• **THE EXERCISE**
Would you write out the entries below, every one of them, exactly?

(Stored data entries)
--
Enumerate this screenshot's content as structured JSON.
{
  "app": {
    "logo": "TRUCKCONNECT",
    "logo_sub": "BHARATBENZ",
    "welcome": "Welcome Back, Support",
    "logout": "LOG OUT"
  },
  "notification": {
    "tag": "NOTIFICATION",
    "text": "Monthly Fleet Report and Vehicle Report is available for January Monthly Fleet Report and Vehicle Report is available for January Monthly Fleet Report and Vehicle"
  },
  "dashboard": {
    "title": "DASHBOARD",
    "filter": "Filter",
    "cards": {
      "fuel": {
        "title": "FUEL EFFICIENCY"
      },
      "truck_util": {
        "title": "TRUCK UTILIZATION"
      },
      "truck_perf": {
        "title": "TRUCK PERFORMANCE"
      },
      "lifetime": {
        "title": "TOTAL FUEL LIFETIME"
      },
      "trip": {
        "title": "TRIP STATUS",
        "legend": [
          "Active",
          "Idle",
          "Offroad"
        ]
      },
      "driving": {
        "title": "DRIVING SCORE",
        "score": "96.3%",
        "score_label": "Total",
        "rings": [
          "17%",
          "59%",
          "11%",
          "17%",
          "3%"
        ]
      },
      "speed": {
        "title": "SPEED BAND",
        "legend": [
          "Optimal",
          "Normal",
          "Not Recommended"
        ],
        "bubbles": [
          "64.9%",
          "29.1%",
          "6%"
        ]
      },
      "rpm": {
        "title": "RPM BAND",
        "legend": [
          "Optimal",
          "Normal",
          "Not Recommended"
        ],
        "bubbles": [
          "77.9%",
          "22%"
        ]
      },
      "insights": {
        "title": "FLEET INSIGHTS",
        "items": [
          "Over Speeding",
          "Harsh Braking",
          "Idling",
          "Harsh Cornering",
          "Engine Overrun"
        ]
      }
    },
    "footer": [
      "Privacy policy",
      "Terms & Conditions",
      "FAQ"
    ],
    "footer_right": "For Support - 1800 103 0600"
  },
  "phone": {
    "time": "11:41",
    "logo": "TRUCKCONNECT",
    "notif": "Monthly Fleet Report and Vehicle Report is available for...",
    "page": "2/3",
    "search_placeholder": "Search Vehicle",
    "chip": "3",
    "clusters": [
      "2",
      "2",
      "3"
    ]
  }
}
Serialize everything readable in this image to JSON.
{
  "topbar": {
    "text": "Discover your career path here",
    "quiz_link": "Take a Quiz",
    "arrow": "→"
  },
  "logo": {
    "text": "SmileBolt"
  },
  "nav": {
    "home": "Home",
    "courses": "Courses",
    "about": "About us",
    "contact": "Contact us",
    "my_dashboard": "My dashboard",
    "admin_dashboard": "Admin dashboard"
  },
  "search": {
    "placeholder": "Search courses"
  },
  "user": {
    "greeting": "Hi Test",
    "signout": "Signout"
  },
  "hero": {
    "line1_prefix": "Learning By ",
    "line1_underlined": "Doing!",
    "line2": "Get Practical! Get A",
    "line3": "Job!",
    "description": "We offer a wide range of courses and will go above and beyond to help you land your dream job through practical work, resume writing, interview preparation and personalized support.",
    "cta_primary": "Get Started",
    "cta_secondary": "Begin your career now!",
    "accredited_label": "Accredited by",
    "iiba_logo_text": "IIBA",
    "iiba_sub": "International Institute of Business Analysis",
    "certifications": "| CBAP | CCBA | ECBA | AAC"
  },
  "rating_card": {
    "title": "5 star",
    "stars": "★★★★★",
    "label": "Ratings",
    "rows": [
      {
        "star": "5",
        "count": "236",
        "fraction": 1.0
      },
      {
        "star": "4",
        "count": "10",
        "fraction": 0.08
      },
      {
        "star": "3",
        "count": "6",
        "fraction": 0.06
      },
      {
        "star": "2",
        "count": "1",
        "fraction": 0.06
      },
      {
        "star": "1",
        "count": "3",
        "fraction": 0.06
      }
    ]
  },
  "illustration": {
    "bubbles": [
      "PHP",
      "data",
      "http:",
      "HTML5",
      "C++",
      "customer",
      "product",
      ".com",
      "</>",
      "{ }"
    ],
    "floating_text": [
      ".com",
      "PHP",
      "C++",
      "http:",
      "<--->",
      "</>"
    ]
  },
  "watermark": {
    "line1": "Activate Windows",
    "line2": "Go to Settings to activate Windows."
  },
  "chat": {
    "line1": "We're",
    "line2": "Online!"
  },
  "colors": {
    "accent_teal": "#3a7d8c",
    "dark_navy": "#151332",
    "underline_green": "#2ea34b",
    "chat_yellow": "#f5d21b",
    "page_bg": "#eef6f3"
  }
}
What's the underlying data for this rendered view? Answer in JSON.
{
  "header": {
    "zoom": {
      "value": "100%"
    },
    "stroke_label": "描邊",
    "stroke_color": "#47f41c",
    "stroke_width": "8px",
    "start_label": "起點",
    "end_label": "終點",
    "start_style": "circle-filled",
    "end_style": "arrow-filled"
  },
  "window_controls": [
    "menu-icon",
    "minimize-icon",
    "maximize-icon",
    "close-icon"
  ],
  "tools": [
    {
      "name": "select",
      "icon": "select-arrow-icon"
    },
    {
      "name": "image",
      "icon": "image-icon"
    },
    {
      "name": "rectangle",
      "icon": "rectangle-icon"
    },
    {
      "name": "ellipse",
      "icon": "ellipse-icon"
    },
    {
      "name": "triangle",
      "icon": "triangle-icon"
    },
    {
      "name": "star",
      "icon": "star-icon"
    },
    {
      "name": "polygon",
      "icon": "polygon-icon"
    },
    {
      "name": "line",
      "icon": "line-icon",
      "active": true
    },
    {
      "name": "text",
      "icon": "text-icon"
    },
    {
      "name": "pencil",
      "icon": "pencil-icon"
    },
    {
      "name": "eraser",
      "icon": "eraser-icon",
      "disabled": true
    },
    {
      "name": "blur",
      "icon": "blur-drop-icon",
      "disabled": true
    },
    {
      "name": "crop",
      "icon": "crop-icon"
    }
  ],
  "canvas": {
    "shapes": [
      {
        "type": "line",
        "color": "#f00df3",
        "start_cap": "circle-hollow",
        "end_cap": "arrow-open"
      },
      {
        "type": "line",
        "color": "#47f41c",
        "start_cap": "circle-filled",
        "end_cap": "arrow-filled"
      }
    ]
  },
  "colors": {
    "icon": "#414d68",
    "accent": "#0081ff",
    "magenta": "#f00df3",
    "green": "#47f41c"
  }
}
--
• **FINAL ANSWER**
Enumerate this screenshot's content as structured JSON.
{
  "app": {
    "logo": "TRUCKCONNECT",
    "logo_sub": "BHARATBENZ",
    "welcome": "Welcome Back, Support",
    "logout": "LOG OUT"
  },
  "notification": {
    "tag": "NOTIFICATION",
    "text": "Monthly Fleet Report and Vehicle Report is available for January Monthly Fleet Report and Vehicle Report is available for January Monthly Fleet Report and Vehicle"
  },
  "dashboard": {
    "title": "DASHBOARD",
    "filter": "Filter",
    "cards": {
      "fuel": {
        "title": "FUEL EFFICIENCY"
      },
      "truck_util": {
        "title": "TRUCK UTILIZATION"
      },
      "truck_perf": {
        "title": "TRUCK PERFORMANCE"
      },
      "lifetime": {
        "title": "TOTAL FUEL LIFETIME"
      },
      "trip": {
        "title": "TRIP STATUS",
        "legend": [
          "Active",
          "Idle",
          "Offroad"
        ]
      },
      "driving": {
        "title": "DRIVING SCORE",
        "score": "96.3%",
        "score_label": "Total",
        "rings": [
          "17%",
          "59%",
          "11%",
          "17%",
          "3%"
        ]
      },
      "speed": {
        "title": "SPEED BAND",
        "legend": [
          "Optimal",
          "Normal",
          "Not Recommended"
        ],
        "bubbles": [
          "64.9%",
          "29.1%",
          "6%"
        ]
      },
      "rpm": {
        "title": "RPM BAND",
        "legend": [
          "Optimal",
          "Normal",
          "Not Recommended"
        ],
        "bubbles": [
          "77.9%",
          "22%"
        ]
      },
      "insights": {
        "title": "FLEET INSIGHTS",
        "items": [
          "Over Speeding",
          "Harsh Braking",
          "Idling",
          "Harsh Cornering",
          "Engine Overrun"
        ]
      }
    },
    "footer": [
      "Privacy policy",
      "Terms & Conditions",
      "FAQ"
    ],
    "footer_right": "For Support - 1800 103 0600"
  },
  "phone": {
    "time": "11:41",
    "logo": "TRUCKCONNECT",
    "notif": "Monthly Fleet Report and Vehicle Report is available for...",
    "page": "2/3",
    "search_placeholder": "Search Vehicle",
    "chip": "3",
    "clusters": [
      "2",
      "2",
      "3"
    ]
  }
}
Serialize everything readable in this image to JSON.
{
  "topbar": {
    "text": "Discover your career path here",
    "quiz_link": "Take a Quiz",
    "arrow": "→"
  },
  "logo": {
    "text": "SmileBolt"
  },
  "nav": {
    "home": "Home",
    "courses": "Courses",
    "about": "About us",
    "contact": "Contact us",
    "my_dashboard": "My dashboard",
    "admin_dashboard": "Admin dashboard"
  },
  "search": {
    "placeholder": "Search courses"
  },
  "user": {
    "greeting": "Hi Test",
    "signout": "Signout"
  },
  "hero": {
    "line1_prefix": "Learning By ",
    "line1_underlined": "Doing!",
    "line2": "Get Practical! Get A",
    "line3": "Job!",
    "description": "We offer a wide range of courses and will go above and beyond to help you land your dream job through practical work, resume writing, interview preparation and personalized support.",
    "cta_primary": "Get Started",
    "cta_secondary": "Begin your career now!",
    "accredited_label": "Accredited by",
    "iiba_logo_text": "IIBA",
    "iiba_sub": "International Institute of Business Analysis",
    "certifications": "| CBAP | CCBA | ECBA | AAC"
  },
  "rating_card": {
    "title": "5 star",
    "stars": "★★★★★",
    "label": "Ratings",
    "rows": [
      {
        "star": "5",
        "count": "236",
        "fraction": 1.0
      },
      {
        "star": "4",
        "count": "10",
        "fraction": 0.08
      },
      {
        "star": "3",
        "count": "6",
        "fraction": 0.06
      },
      {
        "star": "2",
        "count": "1",
        "fraction": 0.06
      },
      {
        "star": "1",
        "count": "3",
        "fraction": 0.06
      }
    ]
  },
  "illustration": {
    "bubbles": [
      "PHP",
      "data",
      "http:",
      "HTML5",
      "C++",
      "customer",
      "product",
      ".com",
      "</>",
      "{ }"
    ],
    "floating_text": [
      ".com",
      "PHP",
      "C++",
      "http:",
      "<--->",
      "</>"
    ]
  },
  "watermark": {
    "line1": "Activate Windows",
    "line2": "Go to Settings to activate Windows."
  },
  "chat": {
    "line1": "We're",
    "line2": "Online!"
  },
  "colors": {
    "accent_teal": "#3a7d8c",
    "dark_navy": "#151332",
    "underline_green": "#2ea34b",
    "chat_yellow": "#f5d21b",
    "page_bg": "#eef6f3"
  }
}
What's the underlying data for this rendered view? Answer in JSON.
{
  "header": {
    "zoom": {
      "value": "100%"
    },
    "stroke_label": "描邊",
    "stroke_color": "#47f41c",
    "stroke_width": "8px",
    "start_label": "起點",
    "end_label": "終點",
    "start_style": "circle-filled",
    "end_style": "arrow-filled"
  },
  "window_controls": [
    "menu-icon",
    "minimize-icon",
    "maximize-icon",
    "close-icon"
  ],
  "tools": [
    {
      "name": "select",
      "icon": "select-arrow-icon"
    },
    {
      "name": "image",
      "icon": "image-icon"
    },
    {
      "name": "rectangle",
      "icon": "rectangle-icon"
    },
    {
      "name": "ellipse",
      "icon": "ellipse-icon"
    },
    {
      "name": "triangle",
      "icon": "triangle-icon"
    },
    {
      "name": "star",
      "icon": "star-icon"
    },
    {
      "name": "polygon",
      "icon": "polygon-icon"
    },
    {
      "name": "line",
      "icon": "line-icon",
      "active": true
    },
    {
      "name": "text",
      "icon": "text-icon"
    },
    {
      "name": "pencil",
      "icon": "pencil-icon"
    },
    {
      "name": "eraser",
      "icon": "eraser-icon",
      "disabled": true
    },
    {
      "name": "blur",
      "icon": "blur-drop-icon",
      "disabled": true
    },
    {
      "name": "crop",
      "icon": "crop-icon"
    }
  ],
  "canvas": {
    "shapes": [
      {
        "type": "line",
        "color": "#f00df3",
        "start_cap": "circle-hollow",
        "end_cap": "arrow-open"
      },
      {
        "type": "line",
        "color": "#47f41c",
        "start_cap": "circle-filled",
        "end_cap": "arrow-filled"
      }
    ]
  },
  "colors": {
    "icon": "#414d68",
    "accent": "#0081ff",
    "magenta": "#f00df3",
    "green": "#47f41c"
  }
}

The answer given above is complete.